### PROBLEM STATEMENT:
Set out every line of the entries below as a numbered list, leaving out any blank lines.

=====

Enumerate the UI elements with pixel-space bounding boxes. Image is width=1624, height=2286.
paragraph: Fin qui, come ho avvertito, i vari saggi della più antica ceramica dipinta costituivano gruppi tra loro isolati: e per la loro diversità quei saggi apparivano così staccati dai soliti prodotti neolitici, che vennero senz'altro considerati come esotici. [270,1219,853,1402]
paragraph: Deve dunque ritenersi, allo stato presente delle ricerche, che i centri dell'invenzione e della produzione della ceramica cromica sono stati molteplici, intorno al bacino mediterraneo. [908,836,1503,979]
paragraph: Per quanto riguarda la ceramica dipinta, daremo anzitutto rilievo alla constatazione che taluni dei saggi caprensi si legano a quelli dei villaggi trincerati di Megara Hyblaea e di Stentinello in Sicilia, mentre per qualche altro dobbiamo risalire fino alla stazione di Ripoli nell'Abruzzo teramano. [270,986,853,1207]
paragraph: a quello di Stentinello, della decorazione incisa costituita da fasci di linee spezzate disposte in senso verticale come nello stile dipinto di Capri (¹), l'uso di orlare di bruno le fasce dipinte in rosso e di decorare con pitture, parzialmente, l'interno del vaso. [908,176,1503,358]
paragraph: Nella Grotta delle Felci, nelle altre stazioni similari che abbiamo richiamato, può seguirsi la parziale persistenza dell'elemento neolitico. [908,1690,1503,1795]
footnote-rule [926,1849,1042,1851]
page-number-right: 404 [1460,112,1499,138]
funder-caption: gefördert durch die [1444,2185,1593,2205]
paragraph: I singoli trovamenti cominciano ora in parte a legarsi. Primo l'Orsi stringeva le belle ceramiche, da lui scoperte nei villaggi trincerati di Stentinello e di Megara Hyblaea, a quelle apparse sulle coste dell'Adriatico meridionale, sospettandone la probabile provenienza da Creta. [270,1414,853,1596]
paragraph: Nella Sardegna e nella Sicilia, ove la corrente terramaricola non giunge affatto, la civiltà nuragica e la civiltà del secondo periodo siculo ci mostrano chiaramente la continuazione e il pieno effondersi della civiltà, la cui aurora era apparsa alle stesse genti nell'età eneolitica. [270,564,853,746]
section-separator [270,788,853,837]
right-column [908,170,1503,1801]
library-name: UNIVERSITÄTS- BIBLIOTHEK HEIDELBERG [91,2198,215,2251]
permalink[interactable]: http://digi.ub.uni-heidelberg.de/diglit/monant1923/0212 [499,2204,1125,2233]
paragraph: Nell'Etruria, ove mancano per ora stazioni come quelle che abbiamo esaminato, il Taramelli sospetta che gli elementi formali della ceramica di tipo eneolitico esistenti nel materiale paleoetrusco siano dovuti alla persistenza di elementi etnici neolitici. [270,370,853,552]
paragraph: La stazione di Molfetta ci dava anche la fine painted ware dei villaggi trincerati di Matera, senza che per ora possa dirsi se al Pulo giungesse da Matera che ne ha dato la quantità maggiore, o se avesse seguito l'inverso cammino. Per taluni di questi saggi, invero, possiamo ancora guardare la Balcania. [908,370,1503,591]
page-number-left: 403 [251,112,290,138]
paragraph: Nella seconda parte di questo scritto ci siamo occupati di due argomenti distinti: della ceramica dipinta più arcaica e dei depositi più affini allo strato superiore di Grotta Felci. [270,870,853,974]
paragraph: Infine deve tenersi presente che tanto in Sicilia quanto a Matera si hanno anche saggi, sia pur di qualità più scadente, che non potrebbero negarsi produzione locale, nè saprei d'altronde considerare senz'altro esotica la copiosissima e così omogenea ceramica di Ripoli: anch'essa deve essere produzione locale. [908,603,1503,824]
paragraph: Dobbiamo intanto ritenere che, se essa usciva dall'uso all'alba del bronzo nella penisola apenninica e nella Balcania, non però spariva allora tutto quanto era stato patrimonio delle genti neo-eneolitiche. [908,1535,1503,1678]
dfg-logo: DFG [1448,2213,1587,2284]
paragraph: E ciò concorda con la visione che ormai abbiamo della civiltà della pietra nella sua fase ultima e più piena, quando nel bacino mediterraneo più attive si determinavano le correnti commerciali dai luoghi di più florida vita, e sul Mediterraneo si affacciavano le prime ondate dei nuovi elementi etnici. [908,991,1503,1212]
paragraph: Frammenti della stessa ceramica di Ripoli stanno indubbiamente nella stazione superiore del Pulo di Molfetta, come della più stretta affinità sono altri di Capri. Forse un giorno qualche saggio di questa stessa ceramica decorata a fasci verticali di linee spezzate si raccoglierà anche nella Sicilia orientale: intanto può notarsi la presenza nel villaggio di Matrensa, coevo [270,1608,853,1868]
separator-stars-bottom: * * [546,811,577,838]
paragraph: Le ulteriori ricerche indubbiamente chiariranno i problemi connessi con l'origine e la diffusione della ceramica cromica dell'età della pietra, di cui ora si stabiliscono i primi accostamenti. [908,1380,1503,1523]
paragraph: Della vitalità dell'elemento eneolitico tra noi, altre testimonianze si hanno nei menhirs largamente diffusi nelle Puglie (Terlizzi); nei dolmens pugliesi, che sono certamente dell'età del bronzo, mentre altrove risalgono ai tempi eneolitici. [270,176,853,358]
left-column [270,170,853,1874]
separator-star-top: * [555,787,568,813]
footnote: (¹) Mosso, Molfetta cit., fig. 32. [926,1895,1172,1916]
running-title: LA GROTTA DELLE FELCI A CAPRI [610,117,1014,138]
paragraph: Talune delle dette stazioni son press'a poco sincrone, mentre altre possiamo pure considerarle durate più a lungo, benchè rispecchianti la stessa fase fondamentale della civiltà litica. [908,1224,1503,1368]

=====

### RESPONSE TO THIS EXERCISE:
1. Enumerate the UI elements with pixel-space bounding boxes. Image is width=1624, height=2286.
2. paragraph: Fin qui, come ho avvertito, i vari saggi della più antica ceramica dipinta costituivano gruppi tra loro isolati: e per la loro diversità quei saggi apparivano così staccati dai soliti prodotti neolitici, che vennero senz'altro considerati come esotici. [270,1219,853,1402]
3. paragraph: Deve dunque ritenersi, allo stato presente delle ricerche, che i centri dell'invenzione e della produzione della ceramica cromica sono stati molteplici, intorno al bacino mediterraneo. [908,836,1503,979]
4. paragraph: Per quanto riguarda la ceramica dipinta, daremo anzitutto rilievo alla constatazione che taluni dei saggi caprensi si legano a quelli dei villaggi trincerati di Megara Hyblaea e di Stentinello in Sicilia, mentre per qualche altro dobbiamo risalire fino alla stazione di Ripoli nell'Abruzzo teramano. [270,986,853,1207]
5. paragraph: a quello di Stentinello, della decorazione incisa costituita da fasci di linee spezzate disposte in senso verticale come nello stile dipinto di Capri (¹), l'uso di orlare di bruno le fasce dipinte in rosso e di decorare con pitture, parzialmente, l'interno del vaso. [908,176,1503,358]
6. paragraph: Nella Grotta delle Felci, nelle altre stazioni similari che abbiamo richiamato, può seguirsi la parziale persistenza dell'elemento neolitico. [908,1690,1503,1795]
7. footnote-rule [926,1849,1042,1851]
8. page-number-right: 404 [1460,112,1499,138]
9. funder-caption: gefördert durch die [1444,2185,1593,2205]
10. paragraph: I singoli trovamenti cominciano ora in parte a legarsi. Primo l'Orsi stringeva le belle ceramiche, da lui scoperte nei villaggi trincerati di Stentinello e di Megara Hyblaea, a quelle apparse sulle coste dell'Adriatico meridionale, sospettandone la probabile provenienza da Creta. [270,1414,853,1596]
11. paragraph: Nella Sardegna e nella Sicilia, ove la corrente terramaricola non giunge affatto, la civiltà nuragica e la civiltà del secondo periodo siculo ci mostrano chiaramente la continuazione e il pieno effondersi della civiltà, la cui aurora era apparsa alle stesse genti nell'età eneolitica. [270,564,853,746]
12. section-separator [270,788,853,837]
13. right-column [908,170,1503,1801]
14. library-name: UNIVERSITÄTS- BIBLIOTHEK HEIDELBERG [91,2198,215,2251]
15. permalink[interactable]: http://digi.ub.uni-heidelberg.de/diglit/monant1923/0212 [499,2204,1125,2233]
16. paragraph: Nell'Etruria, ove mancano per ora stazioni come quelle che abbiamo esaminato, il Taramelli sospetta che gli elementi formali della ceramica di tipo eneolitico esistenti nel materiale paleoetrusco siano dovuti alla persistenza di elementi etnici neolitici. [270,370,853,552]
17. paragraph: La stazione di Molfetta ci dava anche la fine painted ware dei villaggi trincerati di Matera, senza che per ora possa dirsi se al Pulo giungesse da Matera che ne ha dato la quantità maggiore, o se avesse seguito l'inverso cammino. Per taluni di questi saggi, invero, possiamo ancora guardare la Balcania. [908,370,1503,591]
18. page-number-left: 403 [251,112,290,138]
19. paragraph: Nella seconda parte di questo scritto ci siamo occupati di due argomenti distinti: della ceramica dipinta più arcaica e dei depositi più affini allo strato superiore di Grotta Felci. [270,870,853,974]
20. paragraph: Infine deve tenersi presente che tanto in Sicilia quanto a Matera si hanno anche saggi, sia pur di qualità più scadente, che non potrebbero negarsi produzione locale, nè saprei d'altronde considerare senz'altro esotica la copiosissima e così omogenea ceramica di Ripoli: anch'essa deve essere produzione locale. [908,603,1503,824]
21. paragraph: Dobbiamo intanto ritenere che, se essa usciva dall'uso all'alba del bronzo nella penisola apenninica e nella Balcania, non però spariva allora tutto quanto era stato patrimonio delle genti neo-eneolitiche. [908,1535,1503,1678]
22. dfg-logo: DFG [1448,2213,1587,2284]
23. paragraph: E ciò concorda con la visione che ormai abbiamo della civiltà della pietra nella sua fase ultima e più piena, quando nel bacino mediterraneo più attive si determinavano le correnti commerciali dai luoghi di più florida vita, e sul Mediterraneo si affacciavano le prime ondate dei nuovi elementi etnici. [908,991,1503,1212]
24. paragraph: Frammenti della stessa ceramica di Ripoli stanno indubbiamente nella stazione superiore del Pulo di Molfetta, come della più stretta affinità sono altri di Capri. Forse un giorno qualche saggio di questa stessa ceramica decorata a fasci verticali di linee spezzate si raccoglierà anche nella Sicilia orientale: intanto può notarsi la presenza nel villaggio di Matrensa, coevo [270,1608,853,1868]
25. separator-stars-bottom: * * [546,811,577,838]
26. paragraph: Le ulteriori ricerche indubbiamente chiariranno i problemi connessi con l'origine e la diffusione della ceramica cromica dell'età della pietra, di cui ora si stabiliscono i primi accostamenti. [908,1380,1503,1523]
27. paragraph: Della vitalità dell'elemento eneolitico tra noi, altre testimonianze si hanno nei menhirs largamente diffusi nelle Puglie (Terlizzi); nei dolmens pugliesi, che sono certamente dell'età del bronzo, mentre altrove risalgono ai tempi eneolitici. [270,176,853,358]
28. left-column [270,170,853,1874]
29. separator-star-top: * [555,787,568,813]
30. footnote: (¹) Mosso, Molfetta cit., fig. 32. [926,1895,1172,1916]
31. running-title: LA GROTTA DELLE FELCI A CAPRI [610,117,1014,138]
32. paragraph: Talune delle dette stazioni son press'a poco sincrone, mentre altre possiamo pure considerarle durate più a lungo, benchè rispecchianti la stessa fase fondamentale della civiltà litica. [908,1224,1503,1368]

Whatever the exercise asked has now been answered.